## Start DATA TO PROCESS

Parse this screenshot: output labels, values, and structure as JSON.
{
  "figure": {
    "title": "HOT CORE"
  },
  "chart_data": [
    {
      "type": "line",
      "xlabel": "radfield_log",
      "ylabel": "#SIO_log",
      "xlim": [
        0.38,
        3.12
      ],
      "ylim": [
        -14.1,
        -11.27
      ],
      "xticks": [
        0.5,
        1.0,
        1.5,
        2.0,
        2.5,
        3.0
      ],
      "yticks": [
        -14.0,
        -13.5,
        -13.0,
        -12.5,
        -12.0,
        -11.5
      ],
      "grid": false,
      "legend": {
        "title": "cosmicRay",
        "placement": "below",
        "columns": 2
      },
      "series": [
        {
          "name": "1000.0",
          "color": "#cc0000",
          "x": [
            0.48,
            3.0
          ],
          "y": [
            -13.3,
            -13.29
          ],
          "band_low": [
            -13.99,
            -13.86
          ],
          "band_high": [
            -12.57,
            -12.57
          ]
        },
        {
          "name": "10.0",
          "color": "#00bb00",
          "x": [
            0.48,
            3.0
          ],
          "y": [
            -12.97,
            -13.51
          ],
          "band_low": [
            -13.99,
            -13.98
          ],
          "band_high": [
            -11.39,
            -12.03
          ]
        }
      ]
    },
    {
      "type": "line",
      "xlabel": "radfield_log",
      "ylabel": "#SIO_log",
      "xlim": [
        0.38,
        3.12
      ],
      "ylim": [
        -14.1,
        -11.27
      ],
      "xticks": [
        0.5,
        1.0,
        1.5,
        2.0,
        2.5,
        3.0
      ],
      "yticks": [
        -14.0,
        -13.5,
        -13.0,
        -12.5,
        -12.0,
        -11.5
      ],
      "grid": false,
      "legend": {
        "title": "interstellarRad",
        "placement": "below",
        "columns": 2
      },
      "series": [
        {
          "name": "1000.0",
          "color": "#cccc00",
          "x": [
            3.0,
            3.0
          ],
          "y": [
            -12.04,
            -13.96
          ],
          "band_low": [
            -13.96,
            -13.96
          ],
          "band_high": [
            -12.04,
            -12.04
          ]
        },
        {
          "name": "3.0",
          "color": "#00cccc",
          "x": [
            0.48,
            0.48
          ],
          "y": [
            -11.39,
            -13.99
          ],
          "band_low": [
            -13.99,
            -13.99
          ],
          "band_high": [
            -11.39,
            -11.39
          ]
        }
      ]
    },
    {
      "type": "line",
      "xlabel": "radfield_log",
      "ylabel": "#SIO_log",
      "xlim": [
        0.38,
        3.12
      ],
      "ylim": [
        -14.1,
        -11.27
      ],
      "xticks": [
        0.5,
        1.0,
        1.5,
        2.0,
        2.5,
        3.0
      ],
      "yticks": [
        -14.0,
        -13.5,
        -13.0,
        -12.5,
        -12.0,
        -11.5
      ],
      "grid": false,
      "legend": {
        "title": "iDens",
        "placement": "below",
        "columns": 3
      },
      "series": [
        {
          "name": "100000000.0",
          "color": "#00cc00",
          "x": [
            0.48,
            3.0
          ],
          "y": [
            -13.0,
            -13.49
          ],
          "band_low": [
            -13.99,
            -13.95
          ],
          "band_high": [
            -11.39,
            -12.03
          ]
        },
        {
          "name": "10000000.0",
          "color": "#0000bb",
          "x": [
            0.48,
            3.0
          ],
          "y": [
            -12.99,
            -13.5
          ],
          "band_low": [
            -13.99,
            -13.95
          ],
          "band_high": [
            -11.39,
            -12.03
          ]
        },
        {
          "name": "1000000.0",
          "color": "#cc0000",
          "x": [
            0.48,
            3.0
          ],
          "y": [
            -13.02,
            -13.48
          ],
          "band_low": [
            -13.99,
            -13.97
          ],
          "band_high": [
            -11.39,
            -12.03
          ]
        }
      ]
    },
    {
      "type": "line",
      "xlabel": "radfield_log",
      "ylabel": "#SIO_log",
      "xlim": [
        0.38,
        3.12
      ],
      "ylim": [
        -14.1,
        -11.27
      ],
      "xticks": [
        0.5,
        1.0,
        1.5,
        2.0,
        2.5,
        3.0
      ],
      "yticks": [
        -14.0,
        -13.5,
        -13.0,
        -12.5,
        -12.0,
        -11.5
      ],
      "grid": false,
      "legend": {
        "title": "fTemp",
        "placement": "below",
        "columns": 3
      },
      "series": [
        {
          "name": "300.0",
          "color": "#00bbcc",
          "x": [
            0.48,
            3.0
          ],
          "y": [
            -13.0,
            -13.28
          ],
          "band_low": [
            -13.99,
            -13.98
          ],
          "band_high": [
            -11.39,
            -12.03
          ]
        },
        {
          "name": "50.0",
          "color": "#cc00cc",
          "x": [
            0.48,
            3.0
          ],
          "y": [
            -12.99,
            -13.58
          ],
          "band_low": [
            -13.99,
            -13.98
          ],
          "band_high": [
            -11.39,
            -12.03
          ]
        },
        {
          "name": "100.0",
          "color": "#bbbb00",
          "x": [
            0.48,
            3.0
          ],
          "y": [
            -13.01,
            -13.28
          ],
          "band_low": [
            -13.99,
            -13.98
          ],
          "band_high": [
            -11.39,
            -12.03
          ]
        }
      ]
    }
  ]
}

## End DATA TO PROCESS

STATED TASK: Copy out the material above in its entirety. Every detail must match.

EXPECTED OUTPUT:
Parse this screenshot: output labels, values, and structure as JSON.
{
  "figure": {
    "title": "HOT CORE"
  },
  "chart_data": [
    {
      "type": "line",
      "xlabel": "radfield_log",
      "ylabel": "#SIO_log",
      "xlim": [
        0.38,
        3.12
      ],
      "ylim": [
        -14.1,
        -11.27
      ],
      "xticks": [
        0.5,
        1.0,
        1.5,
        2.0,
        2.5,
        3.0
      ],
      "yticks": [
        -14.0,
        -13.5,
        -13.0,
        -12.5,
        -12.0,
        -11.5
      ],
      "grid": false,
      "legend": {
        "title": "cosmicRay",
        "placement": "below",
        "columns": 2
      },
      "series": [
        {
          "name": "1000.0",
          "color": "#cc0000",
          "x": [
            0.48,
            3.0
          ],
          "y": [
            -13.3,
            -13.29
          ],
          "band_low": [
            -13.99,
            -13.86
          ],
          "band_high": [
            -12.57,
            -12.57
          ]
        },
        {
          "name": "10.0",
          "color": "#00bb00",
          "x": [
            0.48,
            3.0
          ],
          "y": [
            -12.97,
            -13.51
          ],
          "band_low": [
            -13.99,
            -13.98
          ],
          "band_high": [
            -11.39,
            -12.03
          ]
        }
      ]
    },
    {
      "type": "line",
      "xlabel": "radfield_log",
      "ylabel": "#SIO_log",
      "xlim": [
        0.38,
        3.12
      ],
      "ylim": [
        -14.1,
        -11.27
      ],
      "xticks": [
        0.5,
        1.0,
        1.5,
        2.0,
        2.5,
        3.0
      ],
      "yticks": [
        -14.0,
        -13.5,
        -13.0,
        -12.5,
        -12.0,
        -11.5
      ],
      "grid": false,
      "legend": {
        "title": "interstellarRad",
        "placement": "below",
        "columns": 2
      },
      "series": [
        {
          "name": "1000.0",
          "color": "#cccc00",
          "x": [
            3.0,
            3.0
          ],
          "y": [
            -12.04,
            -13.96
          ],
          "band_low": [
            -13.96,
            -13.96
          ],
          "band_high": [
            -12.04,
            -12.04
          ]
        },
        {
          "name": "3.0",
          "color": "#00cccc",
          "x": [
            0.48,
            0.48
          ],
          "y": [
            -11.39,
            -13.99
          ],
          "band_low": [
            -13.99,
            -13.99
          ],
          "band_high": [
            -11.39,
            -11.39
          ]
        }
      ]
    },
    {
      "type": "line",
      "xlabel": "radfield_log",
      "ylabel": "#SIO_log",
      "xlim": [
        0.38,
        3.12
      ],
      "ylim": [
        -14.1,
        -11.27
      ],
      "xticks": [
        0.5,
        1.0,
        1.5,
        2.0,
        2.5,
        3.0
      ],
      "yticks": [
        -14.0,
        -13.5,
        -13.0,
        -12.5,
        -12.0,
        -11.5
      ],
      "grid": false,
      "legend": {
        "title": "iDens",
        "placement": "below",
        "columns": 3
      },
      "series": [
        {
          "name": "100000000.0",
          "color": "#00cc00",
          "x": [
            0.48,
            3.0
          ],
          "y": [
            -13.0,
            -13.49
          ],
          "band_low": [
            -13.99,
            -13.95
          ],
          "band_high": [
            -11.39,
            -12.03
          ]
        },
        {
          "name": "10000000.0",
          "color": "#0000bb",
          "x": [
            0.48,
            3.0
          ],
          "y": [
            -12.99,
            -13.5
          ],
          "band_low": [
            -13.99,
            -13.95
          ],
          "band_high": [
            -11.39,
            -12.03
          ]
        },
        {
          "name": "1000000.0",
          "color": "#cc0000",
          "x": [
            0.48,
            3.0
          ],
          "y": [
            -13.02,
            -13.48
          ],
          "band_low": [
            -13.99,
            -13.97
          ],
          "band_high": [
            -11.39,
            -12.03
          ]
        }
      ]
    },
    {
      "type": "line",
      "xlabel": "radfield_log",
      "ylabel": "#SIO_log",
      "xlim": [
        0.38,
        3.12
      ],
      "ylim": [
        -14.1,
        -11.27
      ],
      "xticks": [
        0.5,
        1.0,
        1.5,
        2.0,
        2.5,
        3.0
      ],
      "yticks": [
        -14.0,
        -13.5,
        -13.0,
        -12.5,
        -12.0,
        -11.5
      ],
      "grid": false,
      "legend": {
        "title": "fTemp",
        "placement": "below",
        "columns": 3
      },
      "series": [
        {
          "name": "300.0",
          "color": "#00bbcc",
          "x": [
            0.48,
            3.0
          ],
          "y": [
            -13.0,
            -13.28
          ],
          "band_low": [
            -13.99,
            -13.98
          ],
          "band_high": [
            -11.39,
            -12.03
          ]
        },
        {
          "name": "50.0",
          "color": "#cc00cc",
          "x": [
            0.48,
            3.0
          ],
          "y": [
            -12.99,
            -13.58
          ],
          "band_low": [
            -13.99,
            -13.98
          ],
          "band_high": [
            -11.39,
            -12.03
          ]
        },
        {
          "name": "100.0",
          "color": "#bbbb00",
          "x": [
            0.48,
            3.0
          ],
          "y": [
            -13.01,
            -13.28
          ],
          "band_low": [
            -13.99,
            -13.98
          ],
          "band_high": [
            -11.39,
            -12.03
          ]
        }
      ]
    }
  ]
}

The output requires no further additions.